GIVEN DATA -

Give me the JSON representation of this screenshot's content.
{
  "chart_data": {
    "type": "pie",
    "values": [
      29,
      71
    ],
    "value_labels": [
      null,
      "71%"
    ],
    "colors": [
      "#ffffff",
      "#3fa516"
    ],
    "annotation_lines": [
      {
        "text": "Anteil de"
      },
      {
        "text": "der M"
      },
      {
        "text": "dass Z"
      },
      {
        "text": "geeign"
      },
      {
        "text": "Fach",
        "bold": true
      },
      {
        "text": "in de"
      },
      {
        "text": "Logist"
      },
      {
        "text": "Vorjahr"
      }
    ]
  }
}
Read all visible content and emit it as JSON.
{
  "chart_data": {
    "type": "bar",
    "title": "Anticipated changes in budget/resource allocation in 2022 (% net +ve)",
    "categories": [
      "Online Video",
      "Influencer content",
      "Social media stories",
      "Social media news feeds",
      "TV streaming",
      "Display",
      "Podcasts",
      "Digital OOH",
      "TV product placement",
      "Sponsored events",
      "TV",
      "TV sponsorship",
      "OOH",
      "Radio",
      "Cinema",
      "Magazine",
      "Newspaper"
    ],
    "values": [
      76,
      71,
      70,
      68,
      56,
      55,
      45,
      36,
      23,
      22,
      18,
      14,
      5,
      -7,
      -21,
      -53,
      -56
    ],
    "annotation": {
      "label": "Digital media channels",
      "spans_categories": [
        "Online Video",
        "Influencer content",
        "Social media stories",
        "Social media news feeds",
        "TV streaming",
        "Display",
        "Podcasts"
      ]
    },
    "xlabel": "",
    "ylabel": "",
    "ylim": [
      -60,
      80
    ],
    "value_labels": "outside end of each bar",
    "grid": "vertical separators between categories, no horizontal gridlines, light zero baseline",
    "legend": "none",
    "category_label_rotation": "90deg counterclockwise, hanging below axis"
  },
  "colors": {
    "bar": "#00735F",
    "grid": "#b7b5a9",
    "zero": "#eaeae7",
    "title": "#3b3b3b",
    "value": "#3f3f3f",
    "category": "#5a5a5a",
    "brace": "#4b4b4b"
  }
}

WHAT THE EXERCISE ASKS - Write out every line of the records exactly.

FINISHED ANSWER -
Give me the JSON representation of this screenshot's content.
{
  "chart_data": {
    "type": "pie",
    "values": [
      29,
      71
    ],
    "value_labels": [
      null,
      "71%"
    ],
    "colors": [
      "#ffffff",
      "#3fa516"
    ],
    "annotation_lines": [
      {
        "text": "Anteil de"
      },
      {
        "text": "der M"
      },
      {
        "text": "dass Z"
      },
      {
        "text": "geeign"
      },
      {
        "text": "Fach",
        "bold": true
      },
      {
        "text": "in de"
      },
      {
        "text": "Logist"
      },
      {
        "text": "Vorjahr"
      }
    ]
  }
}
Read all visible content and emit it as JSON.
{
  "chart_data": {
    "type": "bar",
    "title": "Anticipated changes in budget/resource allocation in 2022 (% net +ve)",
    "categories": [
      "Online Video",
      "Influencer content",
      "Social media stories",
      "Social media news feeds",
      "TV streaming",
      "Display",
      "Podcasts",
      "Digital OOH",
      "TV product placement",
      "Sponsored events",
      "TV",
      "TV sponsorship",
      "OOH",
      "Radio",
      "Cinema",
      "Magazine",
      "Newspaper"
    ],
    "values": [
      76,
      71,
      70,
      68,
      56,
      55,
      45,
      36,
      23,
      22,
      18,
      14,
      5,
      -7,
      -21,
      -53,
      -56
    ],
    "annotation": {
      "label": "Digital media channels",
      "spans_categories": [
        "Online Video",
        "Influencer content",
        "Social media stories",
        "Social media news feeds",
        "TV streaming",
        "Display",
        "Podcasts"
      ]
    },
    "xlabel": "",
    "ylabel": "",
    "ylim": [
      -60,
      80
    ],
    "value_labels": "outside end of each bar",
    "grid": "vertical separators between categories, no horizontal gridlines, light zero baseline",
    "legend": "none",
    "category_label_rotation": "90deg counterclockwise, hanging below axis"
  },
  "colors": {
    "bar": "#00735F",
    "grid": "#b7b5a9",
    "zero": "#eaeae7",
    "title": "#3b3b3b",
    "value": "#3f3f3f",
    "category": "#5a5a5a",
    "brace": "#4b4b4b"
  }
}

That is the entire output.